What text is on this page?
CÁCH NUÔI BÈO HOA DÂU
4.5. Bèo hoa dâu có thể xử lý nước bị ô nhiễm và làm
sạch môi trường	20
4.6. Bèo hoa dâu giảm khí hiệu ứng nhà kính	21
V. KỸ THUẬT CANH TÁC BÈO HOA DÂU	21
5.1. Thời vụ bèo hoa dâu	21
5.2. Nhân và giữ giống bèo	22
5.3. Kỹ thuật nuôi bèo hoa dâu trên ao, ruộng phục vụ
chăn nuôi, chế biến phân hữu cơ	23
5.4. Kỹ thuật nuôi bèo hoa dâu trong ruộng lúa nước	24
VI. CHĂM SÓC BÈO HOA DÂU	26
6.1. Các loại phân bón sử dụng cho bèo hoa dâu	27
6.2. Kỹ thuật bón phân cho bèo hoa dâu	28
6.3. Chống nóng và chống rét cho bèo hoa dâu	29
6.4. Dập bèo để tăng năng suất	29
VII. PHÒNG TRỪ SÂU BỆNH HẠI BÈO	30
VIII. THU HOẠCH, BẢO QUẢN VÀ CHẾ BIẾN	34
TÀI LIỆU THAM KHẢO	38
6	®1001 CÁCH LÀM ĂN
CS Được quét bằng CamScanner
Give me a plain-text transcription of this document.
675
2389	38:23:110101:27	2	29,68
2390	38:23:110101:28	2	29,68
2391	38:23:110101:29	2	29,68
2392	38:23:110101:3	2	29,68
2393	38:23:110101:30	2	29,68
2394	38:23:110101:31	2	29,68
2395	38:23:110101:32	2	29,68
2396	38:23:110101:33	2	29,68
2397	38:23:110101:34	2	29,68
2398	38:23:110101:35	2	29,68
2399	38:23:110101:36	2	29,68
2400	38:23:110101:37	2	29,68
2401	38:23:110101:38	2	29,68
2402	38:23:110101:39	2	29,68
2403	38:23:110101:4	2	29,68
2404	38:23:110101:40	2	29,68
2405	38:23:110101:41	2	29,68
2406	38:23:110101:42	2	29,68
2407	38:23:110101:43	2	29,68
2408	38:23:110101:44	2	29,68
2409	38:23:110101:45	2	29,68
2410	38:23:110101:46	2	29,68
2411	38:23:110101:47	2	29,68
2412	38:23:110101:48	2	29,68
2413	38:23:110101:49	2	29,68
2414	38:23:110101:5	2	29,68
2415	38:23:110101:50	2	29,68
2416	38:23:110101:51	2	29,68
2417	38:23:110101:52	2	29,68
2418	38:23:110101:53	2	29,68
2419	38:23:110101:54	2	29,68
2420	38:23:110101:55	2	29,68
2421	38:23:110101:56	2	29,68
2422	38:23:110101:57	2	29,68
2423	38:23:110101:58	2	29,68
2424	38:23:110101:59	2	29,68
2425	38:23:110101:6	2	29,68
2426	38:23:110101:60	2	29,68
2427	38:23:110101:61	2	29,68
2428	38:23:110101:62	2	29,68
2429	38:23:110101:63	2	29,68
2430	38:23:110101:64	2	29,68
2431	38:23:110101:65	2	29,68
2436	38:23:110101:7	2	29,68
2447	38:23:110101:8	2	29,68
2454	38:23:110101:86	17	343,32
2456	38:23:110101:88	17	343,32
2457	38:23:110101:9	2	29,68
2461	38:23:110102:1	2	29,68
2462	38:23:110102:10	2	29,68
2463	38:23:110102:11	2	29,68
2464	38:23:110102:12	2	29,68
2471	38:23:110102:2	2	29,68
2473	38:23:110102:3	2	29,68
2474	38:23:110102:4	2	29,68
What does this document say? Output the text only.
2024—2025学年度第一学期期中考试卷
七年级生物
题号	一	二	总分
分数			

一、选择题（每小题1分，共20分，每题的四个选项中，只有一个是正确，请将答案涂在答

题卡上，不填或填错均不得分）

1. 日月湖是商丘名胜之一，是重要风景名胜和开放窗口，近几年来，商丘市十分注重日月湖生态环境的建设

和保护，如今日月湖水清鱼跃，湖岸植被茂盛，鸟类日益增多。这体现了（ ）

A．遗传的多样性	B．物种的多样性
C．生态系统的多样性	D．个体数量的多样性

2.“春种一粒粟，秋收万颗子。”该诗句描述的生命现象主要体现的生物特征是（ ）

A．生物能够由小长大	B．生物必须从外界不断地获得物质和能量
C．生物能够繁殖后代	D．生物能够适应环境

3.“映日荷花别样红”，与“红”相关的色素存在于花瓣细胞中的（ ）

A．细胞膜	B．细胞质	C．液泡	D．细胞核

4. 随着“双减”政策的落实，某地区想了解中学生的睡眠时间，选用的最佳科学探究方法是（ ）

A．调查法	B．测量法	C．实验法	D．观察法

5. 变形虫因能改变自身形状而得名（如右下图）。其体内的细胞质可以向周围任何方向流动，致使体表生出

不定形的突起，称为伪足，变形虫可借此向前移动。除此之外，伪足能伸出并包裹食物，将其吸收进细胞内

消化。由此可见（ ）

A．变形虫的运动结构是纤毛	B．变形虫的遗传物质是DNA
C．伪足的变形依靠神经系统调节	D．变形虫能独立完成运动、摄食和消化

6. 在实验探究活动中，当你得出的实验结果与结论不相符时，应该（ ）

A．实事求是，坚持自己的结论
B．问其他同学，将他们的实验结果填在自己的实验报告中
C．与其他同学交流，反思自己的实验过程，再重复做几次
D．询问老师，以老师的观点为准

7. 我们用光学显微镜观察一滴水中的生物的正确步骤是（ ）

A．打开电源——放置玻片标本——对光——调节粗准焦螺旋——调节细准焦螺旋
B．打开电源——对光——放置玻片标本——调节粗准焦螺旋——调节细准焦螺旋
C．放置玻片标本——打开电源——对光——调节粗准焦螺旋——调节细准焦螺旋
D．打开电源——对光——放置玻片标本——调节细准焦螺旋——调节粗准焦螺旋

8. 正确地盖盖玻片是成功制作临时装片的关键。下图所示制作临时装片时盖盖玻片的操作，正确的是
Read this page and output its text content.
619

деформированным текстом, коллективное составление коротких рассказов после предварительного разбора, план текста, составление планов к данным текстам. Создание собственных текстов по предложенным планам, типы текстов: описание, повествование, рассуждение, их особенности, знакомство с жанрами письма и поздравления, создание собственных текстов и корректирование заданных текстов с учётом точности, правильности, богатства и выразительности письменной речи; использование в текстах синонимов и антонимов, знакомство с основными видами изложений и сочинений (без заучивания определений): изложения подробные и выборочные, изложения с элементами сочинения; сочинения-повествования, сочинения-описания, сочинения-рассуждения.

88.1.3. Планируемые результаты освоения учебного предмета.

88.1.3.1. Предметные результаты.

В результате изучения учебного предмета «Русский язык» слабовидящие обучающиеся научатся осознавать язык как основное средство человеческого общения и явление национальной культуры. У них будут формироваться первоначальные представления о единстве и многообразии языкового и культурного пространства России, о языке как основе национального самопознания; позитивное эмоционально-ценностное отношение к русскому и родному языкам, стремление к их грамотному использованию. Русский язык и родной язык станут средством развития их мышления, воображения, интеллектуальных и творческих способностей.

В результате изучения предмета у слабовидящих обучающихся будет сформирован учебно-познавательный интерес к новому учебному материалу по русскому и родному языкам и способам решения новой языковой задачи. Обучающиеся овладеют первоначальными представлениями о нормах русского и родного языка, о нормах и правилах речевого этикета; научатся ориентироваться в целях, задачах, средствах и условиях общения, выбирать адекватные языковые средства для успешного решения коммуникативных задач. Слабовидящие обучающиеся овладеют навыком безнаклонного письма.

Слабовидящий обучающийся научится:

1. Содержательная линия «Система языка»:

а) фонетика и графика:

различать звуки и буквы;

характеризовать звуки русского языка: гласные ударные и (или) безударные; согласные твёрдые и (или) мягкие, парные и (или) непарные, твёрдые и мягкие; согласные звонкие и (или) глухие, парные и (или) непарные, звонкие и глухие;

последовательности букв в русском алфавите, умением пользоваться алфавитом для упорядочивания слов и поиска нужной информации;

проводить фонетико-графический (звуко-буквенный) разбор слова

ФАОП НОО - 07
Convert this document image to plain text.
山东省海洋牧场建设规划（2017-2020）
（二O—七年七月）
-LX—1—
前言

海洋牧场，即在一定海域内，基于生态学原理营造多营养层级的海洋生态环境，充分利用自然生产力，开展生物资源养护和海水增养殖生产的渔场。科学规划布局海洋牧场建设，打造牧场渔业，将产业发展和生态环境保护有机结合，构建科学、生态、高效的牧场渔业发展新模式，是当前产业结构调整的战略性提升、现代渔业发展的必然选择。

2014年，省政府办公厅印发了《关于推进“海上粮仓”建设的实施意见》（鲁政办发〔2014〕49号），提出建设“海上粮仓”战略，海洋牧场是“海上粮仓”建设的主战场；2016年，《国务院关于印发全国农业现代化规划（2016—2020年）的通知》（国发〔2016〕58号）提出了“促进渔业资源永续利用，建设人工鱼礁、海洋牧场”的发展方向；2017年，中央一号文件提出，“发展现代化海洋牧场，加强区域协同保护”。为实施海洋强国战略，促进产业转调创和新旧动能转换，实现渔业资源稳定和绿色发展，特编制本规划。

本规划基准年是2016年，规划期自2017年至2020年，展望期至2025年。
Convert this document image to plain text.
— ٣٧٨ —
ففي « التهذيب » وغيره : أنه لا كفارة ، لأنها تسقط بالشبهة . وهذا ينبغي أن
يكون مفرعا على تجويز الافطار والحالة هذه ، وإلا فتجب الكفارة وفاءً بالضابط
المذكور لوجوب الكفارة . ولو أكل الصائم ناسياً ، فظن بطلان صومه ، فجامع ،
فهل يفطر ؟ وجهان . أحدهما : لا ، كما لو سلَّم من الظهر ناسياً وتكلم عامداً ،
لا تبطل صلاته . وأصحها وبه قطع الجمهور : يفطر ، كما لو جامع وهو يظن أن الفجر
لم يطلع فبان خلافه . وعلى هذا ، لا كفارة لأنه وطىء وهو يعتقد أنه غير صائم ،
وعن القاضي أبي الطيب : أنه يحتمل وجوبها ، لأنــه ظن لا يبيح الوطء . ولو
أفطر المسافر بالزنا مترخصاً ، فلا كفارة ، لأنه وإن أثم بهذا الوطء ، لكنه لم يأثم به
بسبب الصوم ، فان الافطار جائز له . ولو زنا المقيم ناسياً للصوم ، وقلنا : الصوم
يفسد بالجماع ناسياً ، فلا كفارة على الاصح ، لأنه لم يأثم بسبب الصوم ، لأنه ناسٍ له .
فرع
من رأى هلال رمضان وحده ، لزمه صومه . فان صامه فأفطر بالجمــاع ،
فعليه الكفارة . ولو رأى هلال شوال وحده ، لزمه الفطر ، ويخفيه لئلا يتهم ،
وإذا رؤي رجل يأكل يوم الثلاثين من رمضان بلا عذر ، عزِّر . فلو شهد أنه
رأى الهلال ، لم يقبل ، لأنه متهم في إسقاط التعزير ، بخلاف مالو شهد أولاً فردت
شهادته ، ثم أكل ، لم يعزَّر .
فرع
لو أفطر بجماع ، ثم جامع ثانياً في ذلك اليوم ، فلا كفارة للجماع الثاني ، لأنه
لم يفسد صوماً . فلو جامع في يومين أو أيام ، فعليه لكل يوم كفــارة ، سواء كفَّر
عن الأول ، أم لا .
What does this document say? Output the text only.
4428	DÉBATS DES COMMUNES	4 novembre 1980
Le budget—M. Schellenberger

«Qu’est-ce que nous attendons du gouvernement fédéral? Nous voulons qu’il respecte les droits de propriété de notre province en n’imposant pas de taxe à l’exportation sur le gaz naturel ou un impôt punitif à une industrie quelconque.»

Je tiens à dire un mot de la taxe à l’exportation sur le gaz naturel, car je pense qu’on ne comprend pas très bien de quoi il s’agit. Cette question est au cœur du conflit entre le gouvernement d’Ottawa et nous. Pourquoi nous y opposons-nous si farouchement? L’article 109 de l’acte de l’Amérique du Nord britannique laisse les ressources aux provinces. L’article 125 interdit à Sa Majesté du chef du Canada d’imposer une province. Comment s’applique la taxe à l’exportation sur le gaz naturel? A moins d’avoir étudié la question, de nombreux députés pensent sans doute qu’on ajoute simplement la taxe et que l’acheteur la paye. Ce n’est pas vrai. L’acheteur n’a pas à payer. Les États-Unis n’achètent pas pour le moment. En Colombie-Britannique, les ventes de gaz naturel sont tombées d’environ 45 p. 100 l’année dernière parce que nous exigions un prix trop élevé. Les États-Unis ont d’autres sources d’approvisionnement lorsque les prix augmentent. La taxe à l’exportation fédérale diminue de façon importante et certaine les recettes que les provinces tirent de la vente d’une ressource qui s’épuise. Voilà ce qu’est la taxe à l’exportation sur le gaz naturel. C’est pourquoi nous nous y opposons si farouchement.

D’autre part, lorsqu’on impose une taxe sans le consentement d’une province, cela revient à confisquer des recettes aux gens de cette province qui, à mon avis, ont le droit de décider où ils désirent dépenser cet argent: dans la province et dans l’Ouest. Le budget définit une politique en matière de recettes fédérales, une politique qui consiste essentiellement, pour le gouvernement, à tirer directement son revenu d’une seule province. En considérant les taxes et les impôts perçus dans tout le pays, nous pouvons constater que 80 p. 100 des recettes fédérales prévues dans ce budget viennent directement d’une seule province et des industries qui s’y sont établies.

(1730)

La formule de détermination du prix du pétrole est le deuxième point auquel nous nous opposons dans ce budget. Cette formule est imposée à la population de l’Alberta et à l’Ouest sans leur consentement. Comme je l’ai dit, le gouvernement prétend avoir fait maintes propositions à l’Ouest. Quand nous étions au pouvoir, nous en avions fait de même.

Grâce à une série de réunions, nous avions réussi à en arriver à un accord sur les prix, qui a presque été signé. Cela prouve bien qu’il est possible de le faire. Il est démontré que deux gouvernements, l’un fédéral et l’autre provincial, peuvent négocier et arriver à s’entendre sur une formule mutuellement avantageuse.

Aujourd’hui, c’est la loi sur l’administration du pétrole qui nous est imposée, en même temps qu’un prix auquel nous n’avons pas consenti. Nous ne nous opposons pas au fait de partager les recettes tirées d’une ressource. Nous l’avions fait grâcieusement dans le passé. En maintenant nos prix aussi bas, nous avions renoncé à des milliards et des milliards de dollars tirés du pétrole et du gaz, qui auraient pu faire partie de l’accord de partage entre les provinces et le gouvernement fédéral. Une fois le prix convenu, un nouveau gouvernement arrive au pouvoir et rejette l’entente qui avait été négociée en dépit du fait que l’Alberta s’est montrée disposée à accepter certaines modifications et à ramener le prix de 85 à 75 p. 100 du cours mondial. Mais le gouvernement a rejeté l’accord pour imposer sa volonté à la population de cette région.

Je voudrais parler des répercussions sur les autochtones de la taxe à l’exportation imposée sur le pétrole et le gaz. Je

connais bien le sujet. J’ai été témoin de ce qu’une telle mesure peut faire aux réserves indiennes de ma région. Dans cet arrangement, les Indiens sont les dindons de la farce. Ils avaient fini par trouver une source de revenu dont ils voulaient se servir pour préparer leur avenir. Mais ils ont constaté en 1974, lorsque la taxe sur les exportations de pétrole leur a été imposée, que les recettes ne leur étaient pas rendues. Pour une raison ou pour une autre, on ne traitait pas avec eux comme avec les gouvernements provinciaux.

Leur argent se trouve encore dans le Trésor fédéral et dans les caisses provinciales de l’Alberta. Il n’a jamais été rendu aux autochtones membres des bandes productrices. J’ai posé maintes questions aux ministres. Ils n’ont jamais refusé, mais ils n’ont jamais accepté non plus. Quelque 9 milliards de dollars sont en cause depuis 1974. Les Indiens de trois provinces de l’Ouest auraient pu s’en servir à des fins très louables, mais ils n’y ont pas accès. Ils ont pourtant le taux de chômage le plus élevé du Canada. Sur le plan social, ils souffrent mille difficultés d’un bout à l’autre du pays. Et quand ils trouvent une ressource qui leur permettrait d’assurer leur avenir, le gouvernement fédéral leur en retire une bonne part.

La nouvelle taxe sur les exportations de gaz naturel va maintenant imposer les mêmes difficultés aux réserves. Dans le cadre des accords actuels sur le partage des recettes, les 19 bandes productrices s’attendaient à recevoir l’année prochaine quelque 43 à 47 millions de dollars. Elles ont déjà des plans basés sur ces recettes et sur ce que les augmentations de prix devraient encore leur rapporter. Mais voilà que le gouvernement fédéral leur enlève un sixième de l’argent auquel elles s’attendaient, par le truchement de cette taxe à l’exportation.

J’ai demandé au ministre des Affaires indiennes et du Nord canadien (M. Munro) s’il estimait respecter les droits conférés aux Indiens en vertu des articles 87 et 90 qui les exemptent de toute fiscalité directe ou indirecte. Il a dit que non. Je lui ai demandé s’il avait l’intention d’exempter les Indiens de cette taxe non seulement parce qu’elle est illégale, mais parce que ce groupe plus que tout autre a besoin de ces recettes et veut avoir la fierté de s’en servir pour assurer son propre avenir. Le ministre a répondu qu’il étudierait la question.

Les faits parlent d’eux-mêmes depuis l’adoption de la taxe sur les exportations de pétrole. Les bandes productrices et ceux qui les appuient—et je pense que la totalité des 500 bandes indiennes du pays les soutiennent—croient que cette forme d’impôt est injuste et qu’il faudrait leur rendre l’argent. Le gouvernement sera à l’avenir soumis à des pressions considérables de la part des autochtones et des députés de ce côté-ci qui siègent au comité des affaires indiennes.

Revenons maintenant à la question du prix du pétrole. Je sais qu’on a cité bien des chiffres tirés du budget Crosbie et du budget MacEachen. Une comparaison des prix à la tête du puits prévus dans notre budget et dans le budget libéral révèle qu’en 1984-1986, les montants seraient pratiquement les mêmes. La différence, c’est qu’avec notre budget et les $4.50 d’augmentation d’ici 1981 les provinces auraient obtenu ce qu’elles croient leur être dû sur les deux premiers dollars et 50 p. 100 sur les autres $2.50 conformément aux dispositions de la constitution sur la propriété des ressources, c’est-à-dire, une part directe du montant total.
+++
Look through the entries above; copy each line where the string "调节粗准焦螺旋" appears.

* [Answer in full]:
A．打开电源——放置玻片标本——对光——调节粗准焦螺旋——调节细准焦螺旋
B．打开电源——对光——放置玻片标本——调节粗准焦螺旋——调节细准焦螺旋
C．放置玻片标本——打开电源——对光——调节粗准焦螺旋——调节细准焦螺旋
D．打开电源——对光——放置玻片标本——调节细准焦螺旋——调节粗准焦螺旋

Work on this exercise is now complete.